>> Start Page excerpt
William Livingstone House
If there is any wonder why
Detroit often resembles an Eastern Bloc municipality, consider that for 19 years the mayor who ran the city
economically and socially was a closet Marxist.
Originally posted 01.13.13
By Spyridon Mitsotakis
Sometimes it’s better to tell a story backwards, from end to
beginning. This story ends on December 10, 2012, when President Obama
traveled to Michigan—a state with unemployment over 9 percent. He made a
stop in Detroit, Michigan’s largest city, which is bankrupt. There,
Obama made the ironic boast: “You only have to look to Michigan where
workers were instrumental in reviving the auto industry to see how unions have helped build not just a stronger middle class but a stronger America.”
Of course, the auto industry, like much of the rest of Detroit, is in
ruins. This is the state of the city and its main industry … at the end
of the story.
>> End Page excerpt
>> Start Information provided
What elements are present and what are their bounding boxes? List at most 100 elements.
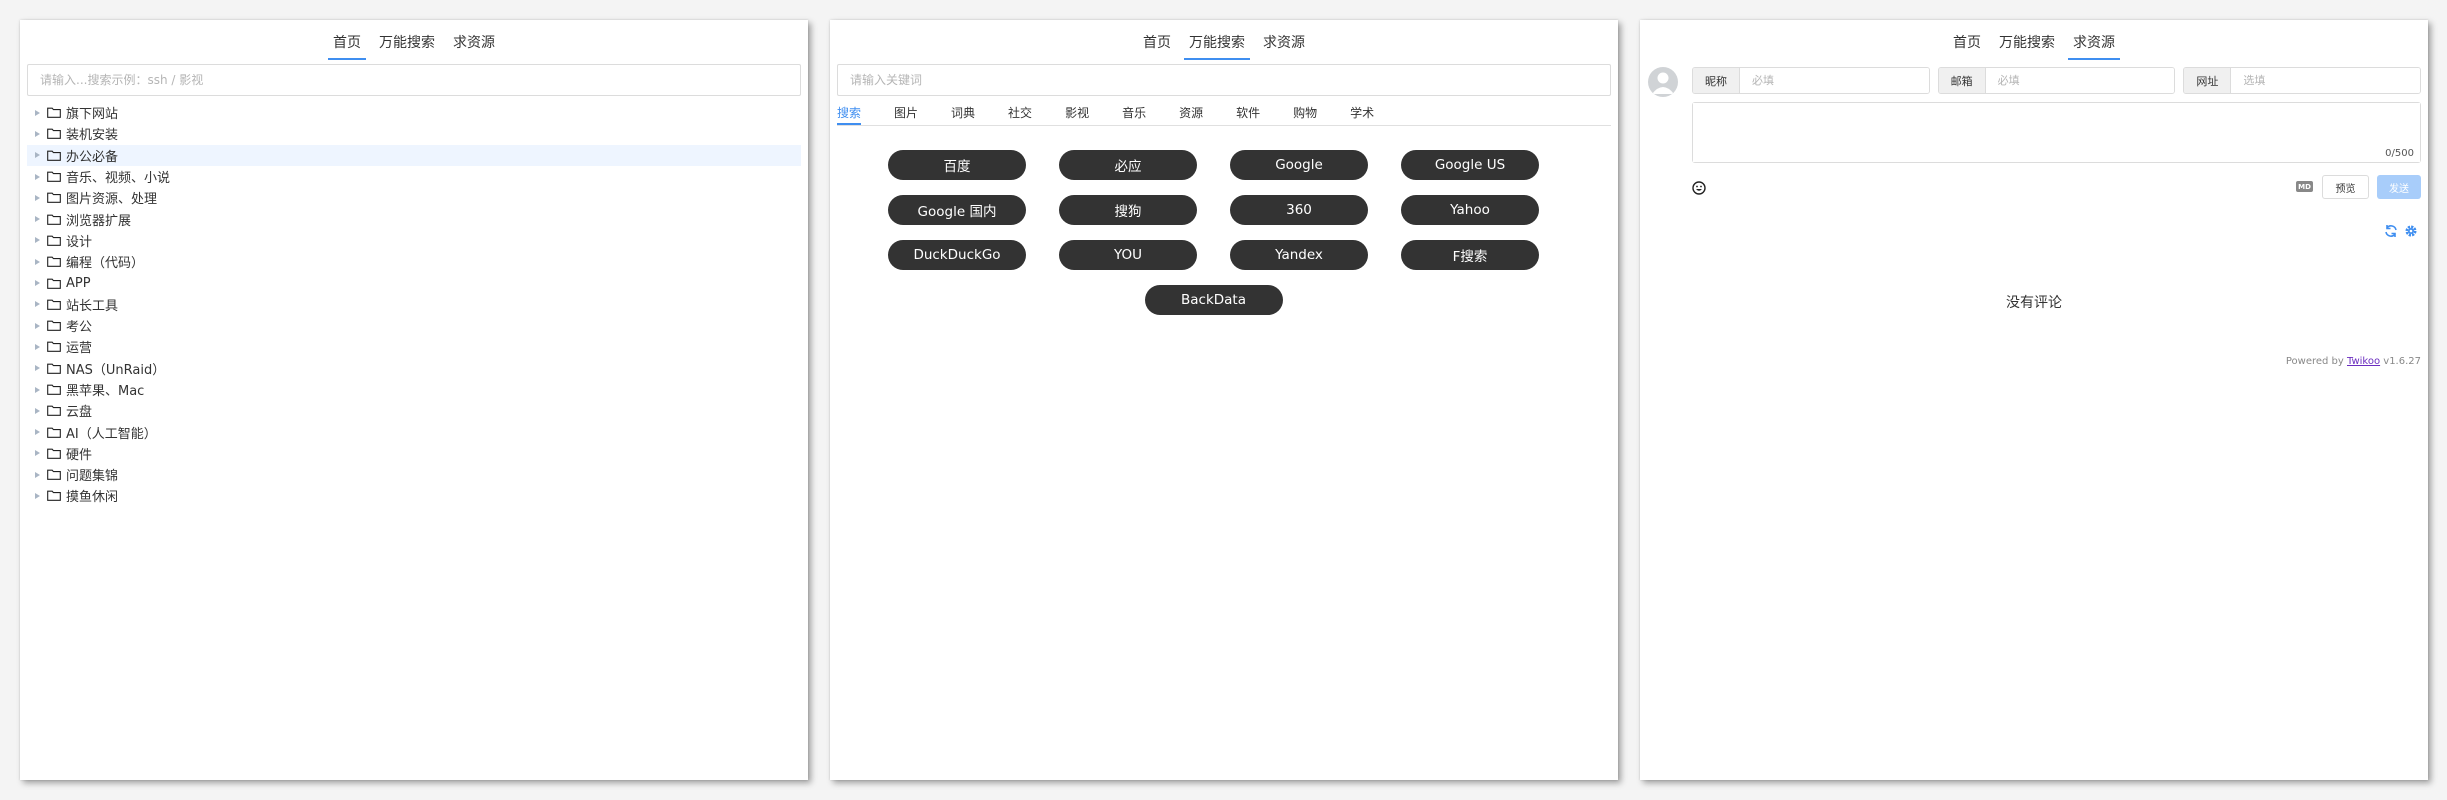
tab-item[interactable]: 资源 bbox=[1179, 104, 1203, 125]
caret-right-icon[interactable] bbox=[35, 450, 40, 457]
tree-item-label: AI（人工智能） bbox=[66, 426, 157, 442]
nav-home[interactable]: 首页 bbox=[1138, 30, 1176, 60]
send-button[interactable]: 发送 bbox=[2377, 175, 2421, 199]
website-input[interactable] bbox=[2231, 68, 2421, 93]
nav-home[interactable]: 首页 bbox=[1948, 30, 1986, 60]
engine-button[interactable]: 必应 bbox=[1059, 150, 1197, 180]
tab-item[interactable]: 图片 bbox=[894, 104, 918, 125]
comment-meta-row: 昵称 邮箱 网址 bbox=[1692, 67, 2422, 94]
engine-button[interactable]: Yandex bbox=[1230, 240, 1368, 270]
nav-request[interactable]: 求资源 bbox=[448, 30, 500, 60]
email-input[interactable] bbox=[1985, 68, 2175, 93]
caret-right-icon[interactable] bbox=[35, 216, 40, 223]
nickname-input[interactable] bbox=[1740, 68, 1929, 93]
tree-item[interactable]: 浏览器扩展 bbox=[27, 208, 801, 229]
tab-item[interactable]: 词典 bbox=[951, 104, 975, 125]
keyword-search-input[interactable] bbox=[837, 64, 1611, 96]
engine-button[interactable]: DuckDuckGo bbox=[888, 240, 1026, 270]
tab-item[interactable]: 社交 bbox=[1008, 104, 1032, 125]
tree-item[interactable]: 音乐、视频、小说 bbox=[27, 166, 801, 187]
tree-item-label: 浏览器扩展 bbox=[66, 213, 132, 229]
folder-icon bbox=[47, 192, 61, 204]
tab-item[interactable]: 搜索 bbox=[837, 104, 862, 125]
caret-right-icon[interactable] bbox=[35, 365, 40, 372]
tree-item[interactable]: 编程（代码） bbox=[27, 251, 801, 272]
tree-item-label: 站长工具 bbox=[66, 298, 119, 314]
folder-icon bbox=[47, 171, 61, 182]
engine-button[interactable]: Yahoo bbox=[1401, 195, 1539, 225]
engine-button[interactable]: 搜狗 bbox=[1059, 195, 1197, 225]
caret-right-icon[interactable] bbox=[35, 471, 40, 478]
tree-item[interactable]: 站长工具 bbox=[27, 294, 801, 315]
nav-search[interactable]: 万能搜索 bbox=[1994, 30, 2060, 60]
tree-item[interactable]: 云盘 bbox=[27, 400, 801, 421]
tree-item[interactable]: 设计 bbox=[27, 230, 801, 251]
tree-item[interactable]: 考公 bbox=[27, 315, 801, 336]
tree-item-label: 旗下网站 bbox=[66, 107, 119, 123]
powered-version: v1.6.27 bbox=[2380, 356, 2421, 367]
tab-item[interactable]: 购物 bbox=[1293, 104, 1317, 125]
tree-item[interactable]: 运营 bbox=[27, 336, 801, 357]
nav-request[interactable]: 求资源 bbox=[2068, 30, 2120, 60]
nav-request[interactable]: 求资源 bbox=[1258, 30, 1310, 60]
nickname-field: 昵称 bbox=[1692, 67, 1930, 94]
no-comment-text: 没有评论 bbox=[2006, 295, 2062, 311]
comment-textarea[interactable] bbox=[1693, 103, 2420, 162]
tree-item[interactable]: 硬件 bbox=[27, 443, 801, 464]
caret-right-icon[interactable] bbox=[35, 492, 40, 499]
caret-right-icon[interactable] bbox=[35, 258, 40, 265]
caret-right-icon[interactable] bbox=[35, 280, 40, 287]
nav-home[interactable]: 首页 bbox=[328, 30, 366, 60]
engine-button[interactable]: Google bbox=[1230, 150, 1368, 180]
emoji-icon[interactable] bbox=[1692, 180, 1706, 195]
engine-button[interactable]: F搜索 bbox=[1401, 240, 1539, 270]
folder-icon bbox=[47, 363, 61, 374]
caret-right-icon[interactable] bbox=[35, 429, 40, 436]
nav-search[interactable]: 万能搜索 bbox=[374, 30, 440, 60]
tab-item[interactable]: 学术 bbox=[1350, 104, 1374, 125]
engine-button[interactable]: YOU bbox=[1059, 240, 1197, 270]
folder-icon bbox=[47, 129, 61, 140]
engine-button[interactable]: 百度 bbox=[888, 150, 1026, 180]
tree-item[interactable]: 旗下网站 bbox=[27, 102, 801, 123]
caret-right-icon[interactable] bbox=[35, 322, 40, 329]
caret-right-icon[interactable] bbox=[35, 386, 40, 393]
engine-button[interactable]: BackData bbox=[1144, 285, 1283, 315]
tree-item[interactable]: NAS（UnRaid） bbox=[27, 358, 801, 379]
comment-box: 0/500 bbox=[1692, 102, 2421, 163]
tree-item[interactable]: 装机安装 bbox=[27, 123, 801, 144]
nickname-label: 昵称 bbox=[1693, 68, 1740, 93]
tree-item[interactable]: APP bbox=[27, 272, 801, 293]
caret-right-icon[interactable] bbox=[35, 237, 40, 244]
engine-button[interactable]: Google 国内 bbox=[888, 195, 1026, 225]
preview-button[interactable]: 预览 bbox=[2322, 175, 2369, 199]
caret-right-icon[interactable] bbox=[35, 343, 40, 350]
caret-right-icon[interactable] bbox=[35, 407, 40, 414]
directory-search-input[interactable] bbox=[27, 64, 801, 96]
engine-button[interactable]: 360 bbox=[1230, 195, 1368, 225]
twikoo-link[interactable]: Twikoo bbox=[2347, 356, 2380, 367]
tree-item[interactable]: 摸鱼休闲 bbox=[27, 485, 801, 506]
refresh-icon[interactable] bbox=[2384, 223, 2398, 237]
caret-right-icon[interactable] bbox=[35, 109, 40, 116]
tree-item[interactable]: 问题集锦 bbox=[27, 464, 801, 485]
tree-item[interactable]: 图片资源、处理 bbox=[27, 187, 801, 208]
folder-icon bbox=[47, 256, 61, 268]
folder-icon bbox=[47, 427, 61, 438]
caret-right-icon[interactable] bbox=[35, 194, 40, 201]
tree-item[interactable]: 黑苹果、Mac bbox=[27, 379, 801, 400]
tab-item[interactable]: 影视 bbox=[1065, 104, 1089, 125]
tab-item[interactable]: 软件 bbox=[1236, 104, 1260, 125]
caret-right-icon[interactable] bbox=[35, 152, 40, 159]
caret-right-icon[interactable] bbox=[35, 301, 40, 308]
gear-icon[interactable] bbox=[2404, 223, 2418, 237]
markdown-icon: MD bbox=[2296, 181, 2313, 192]
tree-item[interactable]: 办公必备 bbox=[27, 144, 801, 166]
caret-right-icon[interactable] bbox=[35, 173, 40, 180]
caret-right-icon[interactable] bbox=[35, 130, 40, 137]
folder-icon bbox=[47, 491, 61, 502]
tree-item[interactable]: AI（人工智能） bbox=[27, 421, 801, 442]
tab-item[interactable]: 音乐 bbox=[1122, 104, 1146, 125]
nav-search[interactable]: 万能搜索 bbox=[1184, 30, 1250, 60]
engine-button[interactable]: Google US bbox=[1401, 150, 1539, 180]
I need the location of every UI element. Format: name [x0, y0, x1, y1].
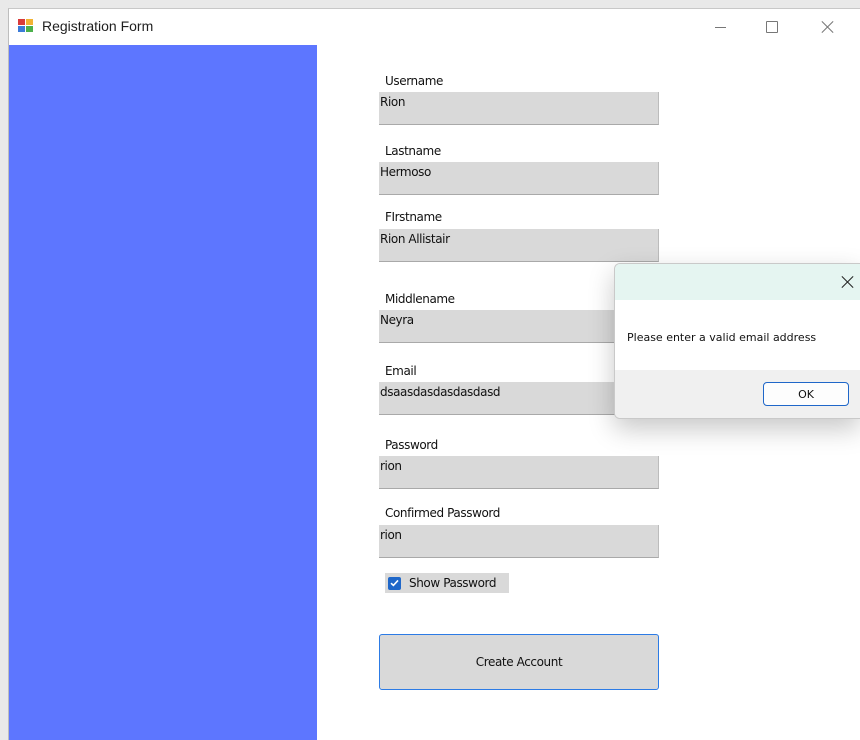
minimize-icon [714, 26, 726, 28]
password-label: Password [385, 438, 438, 452]
minimize-button[interactable] [697, 9, 743, 45]
email-label: Email [385, 364, 417, 378]
username-field[interactable]: Rion [379, 92, 659, 125]
message-box-dialog: Please enter a valid email address OK [614, 263, 860, 419]
dialog-title-bar[interactable] [615, 264, 860, 300]
middlename-label: Middlename [385, 292, 455, 306]
maximize-icon [766, 21, 778, 33]
dialog-close-icon[interactable] [840, 274, 856, 290]
dialog-body: Please enter a valid email address [615, 300, 860, 370]
firstname-field[interactable]: Rion Allistair [379, 229, 659, 262]
dialog-footer: OK [615, 370, 860, 418]
window-title: Registration Form [42, 18, 154, 34]
lastname-field[interactable]: Hermoso [379, 162, 659, 195]
close-button[interactable] [805, 9, 851, 45]
maximize-button[interactable] [749, 9, 795, 45]
checkmark-icon[interactable] [388, 576, 401, 590]
confirm-password-label: Confirmed Password [385, 506, 500, 520]
password-field[interactable]: rion [379, 456, 659, 489]
show-password-checkbox[interactable]: Show Password [385, 573, 509, 593]
show-password-label: Show Password [409, 576, 497, 590]
confirm-password-field[interactable]: rion [379, 525, 659, 558]
lastname-label: Lastname [385, 144, 441, 158]
firstname-label: FIrstname [385, 210, 442, 224]
title-bar[interactable]: Registration Form [9, 9, 860, 45]
create-account-button[interactable]: Create Account [379, 634, 659, 690]
side-panel [9, 45, 317, 740]
ok-button[interactable]: OK [763, 382, 849, 406]
dialog-message: Please enter a valid email address [627, 331, 817, 344]
app-icon [18, 19, 34, 33]
close-icon [822, 21, 834, 33]
username-label: Username [385, 74, 443, 88]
>> End Information provided
:: Problems and tasks ::
a: List every place in the United States that the Detroit article names, including the country itself.
b: According to the Detroit article, what was Michigan's unemployment rate at the time of President Obama's visit?
c: Write the next part of the article on Detroit's decline, following on from its final sentence.

:: Results for each task ::
a: Detroit, Michigan, America

b: Over 9 percent.

c:
Flashback some 20-plus years, to 1988, when Howard Johnson—who had
been one of the leading communists in Harlem during the Great
Depression—told interviewer Kay Takora about his return home from World
War II: “I came back into activity in the Communist Party…. I at first
became county educational director. New York county was the biggest
county organization. From ’46 to ’49. And during that same period, I was
assigned to help build a national Negro veterans organization which was
called the United Negro and Allied Veterans of America [UNAVA]. And
that had the backing of the party and I was assigned by the party to
work in that along with my duties as educational director of the county
organization.”
Interior of the beautiful, but dilapidated Michigan Station
Howard Johnson continued, eventually bringing the conversation to
Detroit, and to Detroit’s mayor, Coleman Young: “When UNAVA was formed, I
was elected national vice-commander in charge of education, which fit
my training, and the other national vice-commander was Coleman Young,
who was national vice-commander in charge of labor.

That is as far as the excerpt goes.